◆ **RECORDS SUPPLIED**:
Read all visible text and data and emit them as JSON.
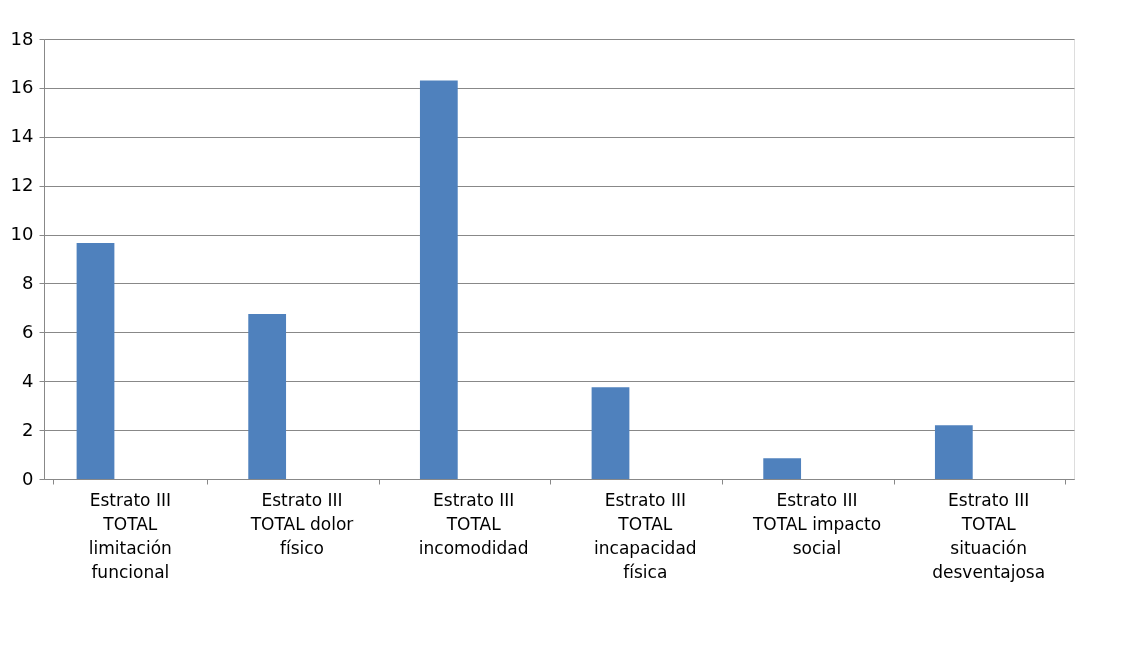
{
  "chart_data": {
    "type": "bar",
    "categories": [
      "Estrato III TOTAL limitación funcional",
      "Estrato III TOTAL dolor físico",
      "Estrato III TOTAL incomodidad",
      "Estrato III TOTAL incapacidad física",
      "Estrato III TOTAL impacto social",
      "Estrato III TOTAL situación desventajosa"
    ],
    "values": [
      9.65,
      6.75,
      16.3,
      3.75,
      0.85,
      2.2
    ],
    "color": "#4f81bd",
    "ylim": [
      0,
      18
    ],
    "yticks": [
      0,
      2,
      4,
      6,
      8,
      10,
      12,
      14,
      16,
      18
    ],
    "grid": "y"
  }
}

◆ **DO THIS**:
Pictures are to be left out; all else in the entries above is to be quoted exactly.

◆ **THE SOLUTION**:
Read all visible text and data and emit them as JSON.
{
  "chart_data": {
    "type": "bar",
    "categories": [
      "Estrato III TOTAL limitación funcional",
      "Estrato III TOTAL dolor físico",
      "Estrato III TOTAL incomodidad",
      "Estrato III TOTAL incapacidad física",
      "Estrato III TOTAL impacto social",
      "Estrato III TOTAL situación desventajosa"
    ],
    "values": [
      9.65,
      6.75,
      16.3,
      3.75,
      0.85,
      2.2
    ],
    "color": "#4f81bd",
    "ylim": [
      0,
      18
    ],
    "yticks": [
      0,
      2,
      4,
      6,
      8,
      10,
      12,
      14,
      16,
      18
    ],
    "grid": "y"
  }
}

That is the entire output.